WHAT YOU WILL DO –
Copy the records below exactly as they appear.

SUPPLIED MATERIAL –
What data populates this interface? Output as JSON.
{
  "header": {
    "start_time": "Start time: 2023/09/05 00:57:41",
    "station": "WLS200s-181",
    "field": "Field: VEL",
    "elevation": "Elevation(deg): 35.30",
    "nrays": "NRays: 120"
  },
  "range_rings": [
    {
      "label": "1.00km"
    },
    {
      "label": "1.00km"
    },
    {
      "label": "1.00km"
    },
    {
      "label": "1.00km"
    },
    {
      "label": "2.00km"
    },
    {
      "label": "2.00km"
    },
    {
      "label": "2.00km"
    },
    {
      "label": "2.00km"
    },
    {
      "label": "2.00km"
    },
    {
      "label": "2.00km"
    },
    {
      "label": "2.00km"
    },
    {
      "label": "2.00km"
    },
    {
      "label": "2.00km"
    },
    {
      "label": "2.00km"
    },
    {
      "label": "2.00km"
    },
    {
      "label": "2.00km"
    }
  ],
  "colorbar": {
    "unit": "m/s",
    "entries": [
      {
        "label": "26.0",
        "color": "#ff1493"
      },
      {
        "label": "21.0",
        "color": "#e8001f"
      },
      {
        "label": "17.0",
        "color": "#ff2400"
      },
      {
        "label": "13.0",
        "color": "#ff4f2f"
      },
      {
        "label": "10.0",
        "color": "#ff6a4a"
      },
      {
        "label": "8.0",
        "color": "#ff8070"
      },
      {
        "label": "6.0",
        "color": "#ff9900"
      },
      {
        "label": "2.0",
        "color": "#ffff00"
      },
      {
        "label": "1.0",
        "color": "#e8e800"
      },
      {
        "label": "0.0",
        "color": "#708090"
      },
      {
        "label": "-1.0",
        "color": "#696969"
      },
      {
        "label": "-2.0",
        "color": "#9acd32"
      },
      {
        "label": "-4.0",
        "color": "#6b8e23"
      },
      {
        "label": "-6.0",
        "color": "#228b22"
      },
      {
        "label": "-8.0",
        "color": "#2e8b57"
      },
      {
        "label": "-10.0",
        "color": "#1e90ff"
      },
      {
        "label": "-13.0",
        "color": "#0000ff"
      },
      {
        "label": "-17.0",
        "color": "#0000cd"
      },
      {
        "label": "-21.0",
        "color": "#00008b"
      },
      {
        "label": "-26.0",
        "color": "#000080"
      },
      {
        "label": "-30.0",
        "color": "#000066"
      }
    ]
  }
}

PROBLEM SOLUTION –
What data populates this interface? Output as JSON.
{
  "header": {
    "start_time": "Start time: 2023/09/05 00:57:41",
    "station": "WLS200s-181",
    "field": "Field: VEL",
    "elevation": "Elevation(deg): 35.30",
    "nrays": "NRays: 120"
  },
  "range_rings": [
    {
      "label": "1.00km"
    },
    {
      "label": "1.00km"
    },
    {
      "label": "1.00km"
    },
    {
      "label": "1.00km"
    },
    {
      "label": "2.00km"
    },
    {
      "label": "2.00km"
    },
    {
      "label": "2.00km"
    },
    {
      "label": "2.00km"
    },
    {
      "label": "2.00km"
    },
    {
      "label": "2.00km"
    },
    {
      "label": "2.00km"
    },
    {
      "label": "2.00km"
    },
    {
      "label": "2.00km"
    },
    {
      "label": "2.00km"
    },
    {
      "label": "2.00km"
    },
    {
      "label": "2.00km"
    }
  ],
  "colorbar": {
    "unit": "m/s",
    "entries": [
      {
        "label": "26.0",
        "color": "#ff1493"
      },
      {
        "label": "21.0",
        "color": "#e8001f"
      },
      {
        "label": "17.0",
        "color": "#ff2400"
      },
      {
        "label": "13.0",
        "color": "#ff4f2f"
      },
      {
        "label": "10.0",
        "color": "#ff6a4a"
      },
      {
        "label": "8.0",
        "color": "#ff8070"
      },
      {
        "label": "6.0",
        "color": "#ff9900"
      },
      {
        "label": "2.0",
        "color": "#ffff00"
      },
      {
        "label": "1.0",
        "color": "#e8e800"
      },
      {
        "label": "0.0",
        "color": "#708090"
      },
      {
        "label": "-1.0",
        "color": "#696969"
      },
      {
        "label": "-2.0",
        "color": "#9acd32"
      },
      {
        "label": "-4.0",
        "color": "#6b8e23"
      },
      {
        "label": "-6.0",
        "color": "#228b22"
      },
      {
        "label": "-8.0",
        "color": "#2e8b57"
      },
      {
        "label": "-10.0",
        "color": "#1e90ff"
      },
      {
        "label": "-13.0",
        "color": "#0000ff"
      },
      {
        "label": "-17.0",
        "color": "#0000cd"
      },
      {
        "label": "-21.0",
        "color": "#00008b"
      },
      {
        "label": "-26.0",
        "color": "#000080"
      },
      {
        "label": "-30.0",
        "color": "#000066"
      }
    ]
  }
}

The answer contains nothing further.